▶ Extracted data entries
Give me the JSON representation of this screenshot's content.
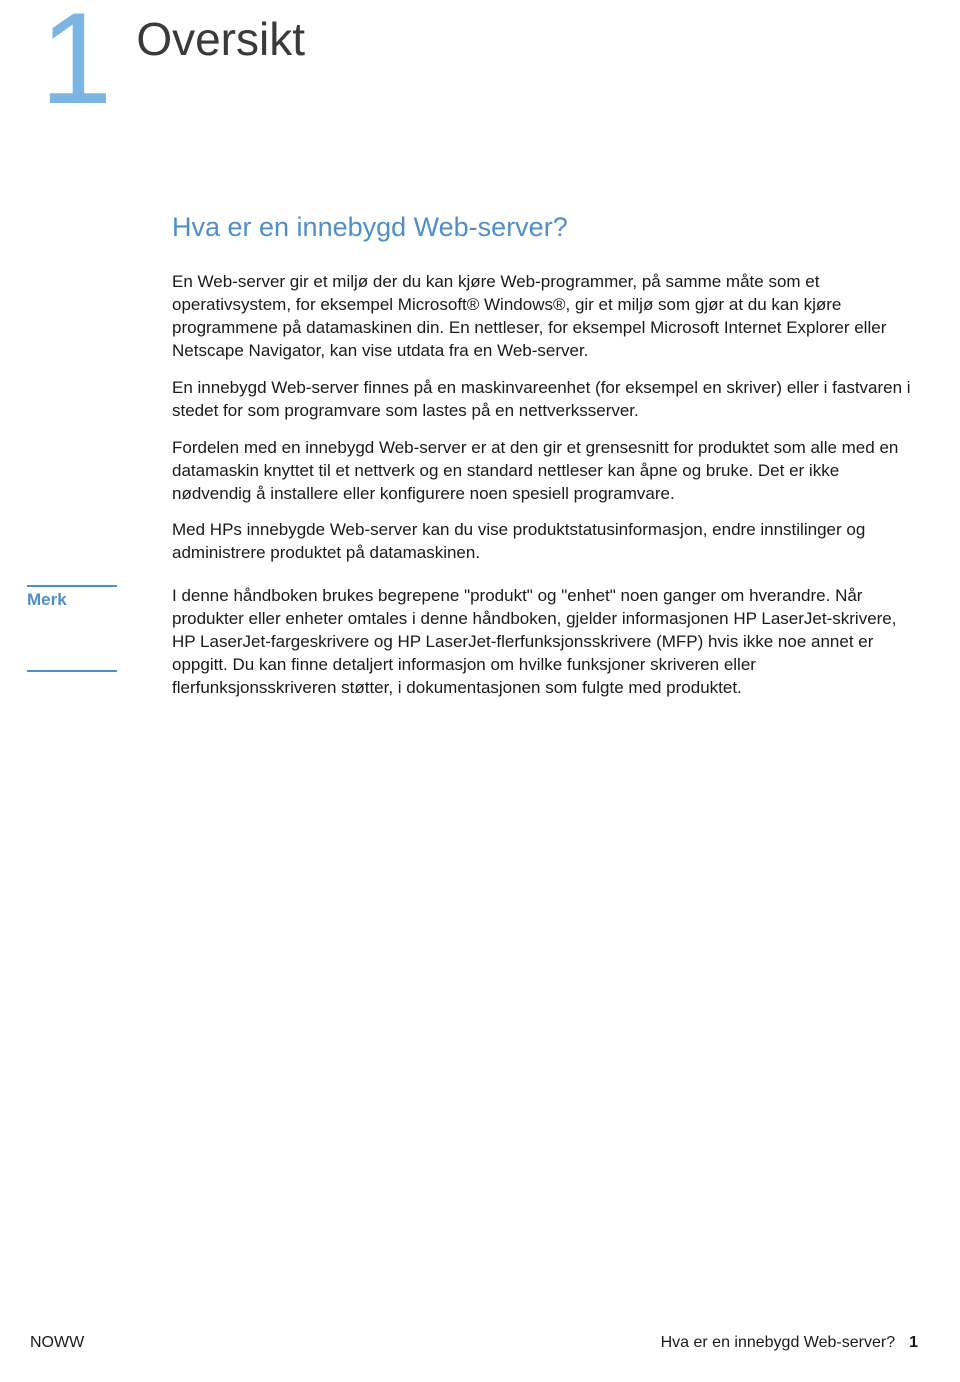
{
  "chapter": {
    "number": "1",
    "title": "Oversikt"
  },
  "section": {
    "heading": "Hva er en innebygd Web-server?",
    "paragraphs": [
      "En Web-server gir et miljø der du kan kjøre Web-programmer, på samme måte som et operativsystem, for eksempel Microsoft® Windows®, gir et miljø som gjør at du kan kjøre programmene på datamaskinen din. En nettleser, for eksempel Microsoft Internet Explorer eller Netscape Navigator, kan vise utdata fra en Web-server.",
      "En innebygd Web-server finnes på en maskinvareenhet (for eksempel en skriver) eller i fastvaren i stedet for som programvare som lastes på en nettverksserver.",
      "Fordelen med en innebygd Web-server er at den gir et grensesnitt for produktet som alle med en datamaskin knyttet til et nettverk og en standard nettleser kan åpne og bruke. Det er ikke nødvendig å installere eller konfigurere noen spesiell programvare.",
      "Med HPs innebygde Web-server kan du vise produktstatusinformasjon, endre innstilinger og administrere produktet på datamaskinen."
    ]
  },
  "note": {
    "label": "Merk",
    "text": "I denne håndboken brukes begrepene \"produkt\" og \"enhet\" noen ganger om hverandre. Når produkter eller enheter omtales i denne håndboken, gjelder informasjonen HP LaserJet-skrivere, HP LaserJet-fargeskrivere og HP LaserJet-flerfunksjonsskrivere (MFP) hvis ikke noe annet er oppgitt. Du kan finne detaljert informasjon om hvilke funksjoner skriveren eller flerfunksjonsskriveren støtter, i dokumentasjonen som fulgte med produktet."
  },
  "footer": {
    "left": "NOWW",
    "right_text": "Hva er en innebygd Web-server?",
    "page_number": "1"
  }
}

...

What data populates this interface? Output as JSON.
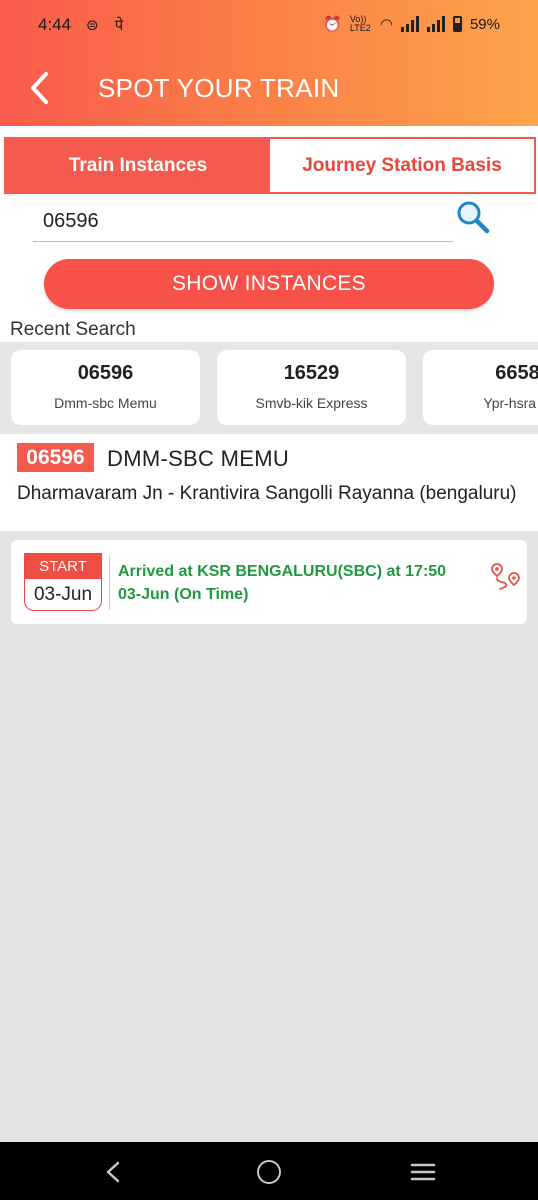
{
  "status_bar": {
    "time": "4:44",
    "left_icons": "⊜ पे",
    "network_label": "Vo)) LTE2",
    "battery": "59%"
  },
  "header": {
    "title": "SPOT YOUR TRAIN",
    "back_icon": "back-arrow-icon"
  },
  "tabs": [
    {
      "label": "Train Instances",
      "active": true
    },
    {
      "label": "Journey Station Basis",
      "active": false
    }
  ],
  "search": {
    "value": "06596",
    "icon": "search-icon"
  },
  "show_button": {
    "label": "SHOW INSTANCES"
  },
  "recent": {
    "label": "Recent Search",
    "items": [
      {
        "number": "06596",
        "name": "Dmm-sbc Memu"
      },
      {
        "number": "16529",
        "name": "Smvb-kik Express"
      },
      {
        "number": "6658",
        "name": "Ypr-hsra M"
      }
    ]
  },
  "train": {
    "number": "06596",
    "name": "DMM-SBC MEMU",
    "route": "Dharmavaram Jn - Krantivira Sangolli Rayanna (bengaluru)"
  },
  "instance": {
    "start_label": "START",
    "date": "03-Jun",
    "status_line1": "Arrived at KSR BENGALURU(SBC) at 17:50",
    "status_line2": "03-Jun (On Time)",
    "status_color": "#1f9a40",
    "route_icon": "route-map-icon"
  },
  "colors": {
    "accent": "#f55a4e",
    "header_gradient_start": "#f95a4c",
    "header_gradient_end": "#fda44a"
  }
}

* * *

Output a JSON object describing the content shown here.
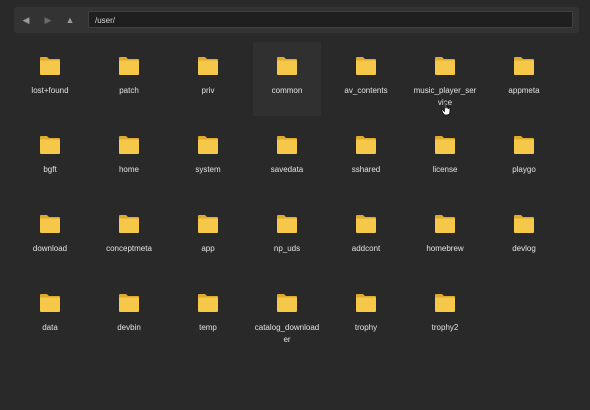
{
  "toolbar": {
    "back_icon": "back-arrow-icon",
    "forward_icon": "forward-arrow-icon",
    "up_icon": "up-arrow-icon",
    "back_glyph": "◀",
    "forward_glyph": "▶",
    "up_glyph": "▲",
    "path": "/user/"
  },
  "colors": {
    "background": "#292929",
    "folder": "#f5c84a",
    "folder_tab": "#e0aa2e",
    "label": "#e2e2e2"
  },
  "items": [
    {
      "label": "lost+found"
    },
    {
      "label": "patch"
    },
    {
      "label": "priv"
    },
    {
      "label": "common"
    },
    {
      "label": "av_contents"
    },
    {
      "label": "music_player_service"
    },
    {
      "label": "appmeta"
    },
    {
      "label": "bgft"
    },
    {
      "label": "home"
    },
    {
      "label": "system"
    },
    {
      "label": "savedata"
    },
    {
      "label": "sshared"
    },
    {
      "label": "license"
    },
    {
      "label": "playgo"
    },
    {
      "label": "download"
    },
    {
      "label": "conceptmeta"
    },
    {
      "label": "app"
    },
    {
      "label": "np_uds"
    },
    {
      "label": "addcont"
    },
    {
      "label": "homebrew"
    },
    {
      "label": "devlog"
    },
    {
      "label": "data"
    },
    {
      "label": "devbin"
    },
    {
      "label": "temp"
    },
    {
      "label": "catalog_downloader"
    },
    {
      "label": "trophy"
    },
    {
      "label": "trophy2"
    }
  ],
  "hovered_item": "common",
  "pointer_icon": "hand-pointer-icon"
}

▶ Exercise brief
Report every line in the data above in which the word "name" appears.

▶ Problem solution
        "name": "Dmm-sbc Memu"
        "name": "Smvb-kik Express"
        "name": "Ypr-hsra M"
    "name": "DMM-SBC MEMU",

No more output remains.